[start Given entries]
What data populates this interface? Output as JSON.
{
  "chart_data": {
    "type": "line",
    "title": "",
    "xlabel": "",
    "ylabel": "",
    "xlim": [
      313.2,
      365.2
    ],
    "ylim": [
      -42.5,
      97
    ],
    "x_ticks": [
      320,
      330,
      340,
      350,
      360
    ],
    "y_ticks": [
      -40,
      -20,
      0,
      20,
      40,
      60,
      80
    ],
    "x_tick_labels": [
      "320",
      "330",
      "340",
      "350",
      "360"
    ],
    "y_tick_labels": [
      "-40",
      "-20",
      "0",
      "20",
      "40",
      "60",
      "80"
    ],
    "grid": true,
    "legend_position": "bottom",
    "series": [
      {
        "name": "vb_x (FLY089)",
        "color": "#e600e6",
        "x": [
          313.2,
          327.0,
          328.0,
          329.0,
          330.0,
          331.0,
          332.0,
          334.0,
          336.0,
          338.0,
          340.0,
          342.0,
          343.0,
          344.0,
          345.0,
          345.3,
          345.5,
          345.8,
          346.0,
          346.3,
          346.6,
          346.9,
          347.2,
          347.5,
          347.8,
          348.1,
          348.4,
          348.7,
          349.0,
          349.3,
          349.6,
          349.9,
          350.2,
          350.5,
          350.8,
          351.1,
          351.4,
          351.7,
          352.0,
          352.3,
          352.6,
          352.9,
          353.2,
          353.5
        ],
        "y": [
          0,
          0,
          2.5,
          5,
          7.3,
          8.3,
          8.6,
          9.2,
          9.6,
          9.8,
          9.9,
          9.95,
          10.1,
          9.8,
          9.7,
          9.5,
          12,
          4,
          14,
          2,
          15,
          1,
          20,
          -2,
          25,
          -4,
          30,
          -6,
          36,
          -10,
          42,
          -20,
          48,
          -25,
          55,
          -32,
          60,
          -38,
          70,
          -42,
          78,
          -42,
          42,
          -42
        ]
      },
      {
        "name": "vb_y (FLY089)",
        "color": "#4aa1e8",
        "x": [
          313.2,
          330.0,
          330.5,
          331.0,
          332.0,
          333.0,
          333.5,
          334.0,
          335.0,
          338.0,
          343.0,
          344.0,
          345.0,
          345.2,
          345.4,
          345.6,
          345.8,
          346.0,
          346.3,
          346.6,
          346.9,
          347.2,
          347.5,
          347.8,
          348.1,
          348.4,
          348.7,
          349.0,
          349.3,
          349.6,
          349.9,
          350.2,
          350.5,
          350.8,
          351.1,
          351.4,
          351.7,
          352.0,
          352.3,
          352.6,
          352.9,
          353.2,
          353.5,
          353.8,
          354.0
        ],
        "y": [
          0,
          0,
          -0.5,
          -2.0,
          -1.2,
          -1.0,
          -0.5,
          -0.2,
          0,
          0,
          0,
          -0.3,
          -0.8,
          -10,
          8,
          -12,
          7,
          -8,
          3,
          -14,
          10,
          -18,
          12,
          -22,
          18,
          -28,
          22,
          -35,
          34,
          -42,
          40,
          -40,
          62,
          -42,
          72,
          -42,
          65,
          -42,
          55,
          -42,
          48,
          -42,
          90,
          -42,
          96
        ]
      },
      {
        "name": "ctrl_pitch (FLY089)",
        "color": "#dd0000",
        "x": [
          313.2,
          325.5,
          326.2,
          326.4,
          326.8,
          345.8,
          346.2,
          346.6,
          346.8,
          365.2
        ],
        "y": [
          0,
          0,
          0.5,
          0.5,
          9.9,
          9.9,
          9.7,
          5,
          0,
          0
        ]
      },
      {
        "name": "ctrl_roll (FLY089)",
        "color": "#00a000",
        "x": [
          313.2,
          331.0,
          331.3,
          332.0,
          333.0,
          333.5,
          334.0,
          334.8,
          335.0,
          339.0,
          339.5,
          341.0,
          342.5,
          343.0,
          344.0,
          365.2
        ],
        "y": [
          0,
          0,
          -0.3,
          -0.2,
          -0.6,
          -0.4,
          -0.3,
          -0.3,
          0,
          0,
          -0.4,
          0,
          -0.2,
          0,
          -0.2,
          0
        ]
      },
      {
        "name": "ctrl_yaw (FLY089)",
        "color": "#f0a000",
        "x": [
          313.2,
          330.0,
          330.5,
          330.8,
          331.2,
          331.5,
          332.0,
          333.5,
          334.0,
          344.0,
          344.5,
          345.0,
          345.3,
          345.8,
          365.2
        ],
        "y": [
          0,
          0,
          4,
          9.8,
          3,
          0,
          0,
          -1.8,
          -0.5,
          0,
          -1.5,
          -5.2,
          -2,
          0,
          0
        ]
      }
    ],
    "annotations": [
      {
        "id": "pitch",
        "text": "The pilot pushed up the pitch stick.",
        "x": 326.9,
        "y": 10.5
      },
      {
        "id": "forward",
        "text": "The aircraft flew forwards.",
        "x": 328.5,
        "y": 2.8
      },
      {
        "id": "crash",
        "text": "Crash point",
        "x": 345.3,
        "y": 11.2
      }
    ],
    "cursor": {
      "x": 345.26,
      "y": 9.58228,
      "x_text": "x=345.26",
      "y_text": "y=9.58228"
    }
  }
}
[end Given entries]
## Work instructions:
Repeat the records above in full, character for character.

## Final result:
What data populates this interface? Output as JSON.
{
  "chart_data": {
    "type": "line",
    "title": "",
    "xlabel": "",
    "ylabel": "",
    "xlim": [
      313.2,
      365.2
    ],
    "ylim": [
      -42.5,
      97
    ],
    "x_ticks": [
      320,
      330,
      340,
      350,
      360
    ],
    "y_ticks": [
      -40,
      -20,
      0,
      20,
      40,
      60,
      80
    ],
    "x_tick_labels": [
      "320",
      "330",
      "340",
      "350",
      "360"
    ],
    "y_tick_labels": [
      "-40",
      "-20",
      "0",
      "20",
      "40",
      "60",
      "80"
    ],
    "grid": true,
    "legend_position": "bottom",
    "series": [
      {
        "name": "vb_x (FLY089)",
        "color": "#e600e6",
        "x": [
          313.2,
          327.0,
          328.0,
          329.0,
          330.0,
          331.0,
          332.0,
          334.0,
          336.0,
          338.0,
          340.0,
          342.0,
          343.0,
          344.0,
          345.0,
          345.3,
          345.5,
          345.8,
          346.0,
          346.3,
          346.6,
          346.9,
          347.2,
          347.5,
          347.8,
          348.1,
          348.4,
          348.7,
          349.0,
          349.3,
          349.6,
          349.9,
          350.2,
          350.5,
          350.8,
          351.1,
          351.4,
          351.7,
          352.0,
          352.3,
          352.6,
          352.9,
          353.2,
          353.5
        ],
        "y": [
          0,
          0,
          2.5,
          5,
          7.3,
          8.3,
          8.6,
          9.2,
          9.6,
          9.8,
          9.9,
          9.95,
          10.1,
          9.8,
          9.7,
          9.5,
          12,
          4,
          14,
          2,
          15,
          1,
          20,
          -2,
          25,
          -4,
          30,
          -6,
          36,
          -10,
          42,
          -20,
          48,
          -25,
          55,
          -32,
          60,
          -38,
          70,
          -42,
          78,
          -42,
          42,
          -42
        ]
      },
      {
        "name": "vb_y (FLY089)",
        "color": "#4aa1e8",
        "x": [
          313.2,
          330.0,
          330.5,
          331.0,
          332.0,
          333.0,
          333.5,
          334.0,
          335.0,
          338.0,
          343.0,
          344.0,
          345.0,
          345.2,
          345.4,
          345.6,
          345.8,
          346.0,
          346.3,
          346.6,
          346.9,
          347.2,
          347.5,
          347.8,
          348.1,
          348.4,
          348.7,
          349.0,
          349.3,
          349.6,
          349.9,
          350.2,
          350.5,
          350.8,
          351.1,
          351.4,
          351.7,
          352.0,
          352.3,
          352.6,
          352.9,
          353.2,
          353.5,
          353.8,
          354.0
        ],
        "y": [
          0,
          0,
          -0.5,
          -2.0,
          -1.2,
          -1.0,
          -0.5,
          -0.2,
          0,
          0,
          0,
          -0.3,
          -0.8,
          -10,
          8,
          -12,
          7,
          -8,
          3,
          -14,
          10,
          -18,
          12,
          -22,
          18,
          -28,
          22,
          -35,
          34,
          -42,
          40,
          -40,
          62,
          -42,
          72,
          -42,
          65,
          -42,
          55,
          -42,
          48,
          -42,
          90,
          -42,
          96
        ]
      },
      {
        "name": "ctrl_pitch (FLY089)",
        "color": "#dd0000",
        "x": [
          313.2,
          325.5,
          326.2,
          326.4,
          326.8,
          345.8,
          346.2,
          346.6,
          346.8,
          365.2
        ],
        "y": [
          0,
          0,
          0.5,
          0.5,
          9.9,
          9.9,
          9.7,
          5,
          0,
          0
        ]
      },
      {
        "name": "ctrl_roll (FLY089)",
        "color": "#00a000",
        "x": [
          313.2,
          331.0,
          331.3,
          332.0,
          333.0,
          333.5,
          334.0,
          334.8,
          335.0,
          339.0,
          339.5,
          341.0,
          342.5,
          343.0,
          344.0,
          365.2
        ],
        "y": [
          0,
          0,
          -0.3,
          -0.2,
          -0.6,
          -0.4,
          -0.3,
          -0.3,
          0,
          0,
          -0.4,
          0,
          -0.2,
          0,
          -0.2,
          0
        ]
      },
      {
        "name": "ctrl_yaw (FLY089)",
        "color": "#f0a000",
        "x": [
          313.2,
          330.0,
          330.5,
          330.8,
          331.2,
          331.5,
          332.0,
          333.5,
          334.0,
          344.0,
          344.5,
          345.0,
          345.3,
          345.8,
          365.2
        ],
        "y": [
          0,
          0,
          4,
          9.8,
          3,
          0,
          0,
          -1.8,
          -0.5,
          0,
          -1.5,
          -5.2,
          -2,
          0,
          0
        ]
      }
    ],
    "annotations": [
      {
        "id": "pitch",
        "text": "The pilot pushed up the pitch stick.",
        "x": 326.9,
        "y": 10.5
      },
      {
        "id": "forward",
        "text": "The aircraft flew forwards.",
        "x": 328.5,
        "y": 2.8
      },
      {
        "id": "crash",
        "text": "Crash point",
        "x": 345.3,
        "y": 11.2
      }
    ],
    "cursor": {
      "x": 345.26,
      "y": 9.58228,
      "x_text": "x=345.26",
      "y_text": "y=9.58228"
    }
  }
}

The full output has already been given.